## TEXT SEGMENT
* * *
By Judge Lisa A. Lowe, Knoxville
The Big Ears Festival is a concert held in Knoxville each spring that, according to The New Yorker, “combines elements of jazz, rock, folk, classic, and electronica.” The New York Times called it “one of the world’s greatest music bashes,” and the Wall Street Journal said it offers “music liberated from the confines of category and overt commercialism.”
While The Big Ears Festival is cancelled for 2021, the Tennessee Court of Workers’ Compensation Claims Listening Tour was not! Our ears are plenty BIG!
Chief Judge Kenneth Switzer recently held two virtual listening tour sessions to provide information and receive feedback from attorneys across the state. Below is a summary of the topics discussed.
The Chief advised that the Court made some housekeeping tweaks to the Rules of the Court of Workers’ Compensation Claims and Alternative Dispute Resolution. Approval and implementation of the revised rules takes approximately six to nine months. Once the rules are filed with the Secretary of State’s office, the Court will publish an announcement on this blog with a link for comments.
The Chief also relayed the news that the Bureau’s Cookeville office is closing. But he assured that Judge Robert Durham will still be conducting in-person hearings in the “old courthouse on the square” every Tuesday, beginning in August.
In addition, due to some auditing requirements, the Bureau and Court are unable to hold settlement approval filing fee checks for longer than seven days. For questions about this, contact Court staff at your local office.
* * *
## DATA SECTION
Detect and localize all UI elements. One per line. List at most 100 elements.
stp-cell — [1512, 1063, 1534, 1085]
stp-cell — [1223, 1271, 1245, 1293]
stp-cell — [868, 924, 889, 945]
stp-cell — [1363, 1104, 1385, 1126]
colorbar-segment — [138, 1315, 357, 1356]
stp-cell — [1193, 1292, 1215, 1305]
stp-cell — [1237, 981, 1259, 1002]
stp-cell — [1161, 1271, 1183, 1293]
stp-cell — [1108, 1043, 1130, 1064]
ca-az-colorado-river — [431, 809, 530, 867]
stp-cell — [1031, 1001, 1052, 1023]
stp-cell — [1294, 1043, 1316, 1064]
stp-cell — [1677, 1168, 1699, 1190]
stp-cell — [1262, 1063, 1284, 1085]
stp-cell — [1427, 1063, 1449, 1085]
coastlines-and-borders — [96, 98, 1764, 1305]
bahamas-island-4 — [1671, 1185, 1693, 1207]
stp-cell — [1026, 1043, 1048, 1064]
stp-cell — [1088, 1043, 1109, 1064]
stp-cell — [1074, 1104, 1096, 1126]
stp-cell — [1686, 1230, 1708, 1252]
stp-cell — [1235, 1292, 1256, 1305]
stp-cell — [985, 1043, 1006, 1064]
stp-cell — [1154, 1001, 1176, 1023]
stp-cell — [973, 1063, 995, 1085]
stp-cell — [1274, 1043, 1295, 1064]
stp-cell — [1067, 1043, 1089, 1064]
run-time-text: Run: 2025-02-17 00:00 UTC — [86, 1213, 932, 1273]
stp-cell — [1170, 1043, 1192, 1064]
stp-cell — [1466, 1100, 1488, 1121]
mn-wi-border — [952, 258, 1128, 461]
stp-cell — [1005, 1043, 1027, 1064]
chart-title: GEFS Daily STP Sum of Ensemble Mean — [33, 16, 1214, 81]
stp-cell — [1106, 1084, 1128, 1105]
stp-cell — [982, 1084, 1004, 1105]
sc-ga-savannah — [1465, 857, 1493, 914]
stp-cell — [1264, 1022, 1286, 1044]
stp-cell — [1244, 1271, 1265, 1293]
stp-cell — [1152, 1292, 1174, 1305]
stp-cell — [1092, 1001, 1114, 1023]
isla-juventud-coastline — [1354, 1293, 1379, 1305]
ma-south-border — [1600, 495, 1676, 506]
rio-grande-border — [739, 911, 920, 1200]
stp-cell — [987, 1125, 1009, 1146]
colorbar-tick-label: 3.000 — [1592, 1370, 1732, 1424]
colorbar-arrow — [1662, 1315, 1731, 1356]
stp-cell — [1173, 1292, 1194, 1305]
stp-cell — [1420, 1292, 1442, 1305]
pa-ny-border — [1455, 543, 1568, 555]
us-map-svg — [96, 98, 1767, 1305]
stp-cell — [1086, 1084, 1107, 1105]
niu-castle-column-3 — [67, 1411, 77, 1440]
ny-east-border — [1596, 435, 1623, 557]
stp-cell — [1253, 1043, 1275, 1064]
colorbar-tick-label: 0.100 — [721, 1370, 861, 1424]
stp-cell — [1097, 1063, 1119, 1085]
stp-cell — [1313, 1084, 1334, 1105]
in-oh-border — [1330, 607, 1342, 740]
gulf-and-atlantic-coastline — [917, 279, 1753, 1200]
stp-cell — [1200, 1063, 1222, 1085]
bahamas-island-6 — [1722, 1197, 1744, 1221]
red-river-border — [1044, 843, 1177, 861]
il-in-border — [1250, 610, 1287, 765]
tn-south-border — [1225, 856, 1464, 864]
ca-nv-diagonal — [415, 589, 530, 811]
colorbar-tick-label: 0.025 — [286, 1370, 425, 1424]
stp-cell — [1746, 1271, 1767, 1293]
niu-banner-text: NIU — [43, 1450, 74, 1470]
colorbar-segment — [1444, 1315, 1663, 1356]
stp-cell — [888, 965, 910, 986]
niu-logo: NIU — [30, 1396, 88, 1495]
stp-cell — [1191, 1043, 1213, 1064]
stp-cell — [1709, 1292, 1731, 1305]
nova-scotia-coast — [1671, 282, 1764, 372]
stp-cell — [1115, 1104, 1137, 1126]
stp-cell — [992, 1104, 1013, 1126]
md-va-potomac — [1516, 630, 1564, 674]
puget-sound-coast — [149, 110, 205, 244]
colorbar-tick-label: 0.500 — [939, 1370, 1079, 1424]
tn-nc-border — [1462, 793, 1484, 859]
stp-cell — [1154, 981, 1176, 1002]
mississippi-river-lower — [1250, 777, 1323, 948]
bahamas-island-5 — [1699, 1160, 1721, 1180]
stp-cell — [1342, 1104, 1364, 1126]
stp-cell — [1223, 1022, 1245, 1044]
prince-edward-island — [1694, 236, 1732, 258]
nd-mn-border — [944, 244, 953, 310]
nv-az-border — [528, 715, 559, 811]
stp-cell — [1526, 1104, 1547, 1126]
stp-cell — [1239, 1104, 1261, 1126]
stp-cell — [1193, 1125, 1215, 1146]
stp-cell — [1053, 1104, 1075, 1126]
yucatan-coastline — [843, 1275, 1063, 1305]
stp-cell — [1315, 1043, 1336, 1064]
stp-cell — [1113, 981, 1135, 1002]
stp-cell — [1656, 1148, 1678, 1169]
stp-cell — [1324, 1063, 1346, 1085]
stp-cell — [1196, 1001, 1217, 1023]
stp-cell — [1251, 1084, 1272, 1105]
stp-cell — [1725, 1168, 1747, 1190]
* * *
## REQUIREMENT A
Could you rewrite the listening tour post, starting with "While The Big" and going on through "the topics discussed.", with "feedback" changed to "input"?
## REQUIREMENT B
Can you go on with the listening tour post from the point where it stops?

## TASK RESPONSE A
While The Big Ears Festival is cancelled for 2021, the Tennessee Court of Workers’ Compensation Claims Listening Tour was not! Our ears are plenty BIG!
Chief Judge Kenneth Switzer recently held two virtual listening tour sessions to provide information and receive input from attorneys across the state. Below is a summary of the topics discussed.

## TASK RESPONSE B
Ideas from practitioners
Next, a few lawyers suggested the Court might consider moving from forms-based pleadings, most notably with the petition for benefit determination, to the complaint and answer format in other civil cases.
It’s an intriguing idea that would be helpful in complex cases, with multiple parties, and where all are represented by counsel. However, no plan is in place currently to adopt this change. It would require revisions to the statute, and the time to suggest amendments this year has passed. However, feel free to reach out to your legislators if you’d like to see this change.
An attorney also raised the question of how to move a case along after a petition for benefit determination has been filed.
The Chief reminded of a common misperception about when the Court has jurisdiction. Many think that the Court doesn’t have jurisdiction until a dispute certification notice is filed. However, any time after the filing of a petition, a party may file motions, and the Court can issue orders to address any issues other than medical and temporary benefits.
By far, the settlement approval process was the biggest topic of interest.
The Court has always entertained specific requests to conduct approvals by phone, if, for example, the employee has moved out of state, is elderly and unable to drive, undergoing cancer treatment, etc.
When COVID hit, we made the change to conduct all approvals by phone. Now that people are getting vaccinated, businesses are opening again, and mask mandates are lifted, do we continue conducting approvals by phone or return to in-person hearings?
The answer (at least temporarily) is a resounding YES!
Starting after Labor Day, we’ll move to a hybrid system, where we will hold both in-person and telephone approvals. Each office will have a protocol for its hybrid system. Closer to September, look for a blog post with details, and of course check our website for updated information.
The goal is to return to all in-person settlement approval hearings in January 2022. This presumes that by then, we will have achieved a safe degree of herd immunity, we won’t all be needing booster vaccinations, and COVID-19 and its variants are under control, etc. This is an aspirational goal for now.
Of course, we’ll still entertain requests for telephone hearings in cases with extenuating circumstances.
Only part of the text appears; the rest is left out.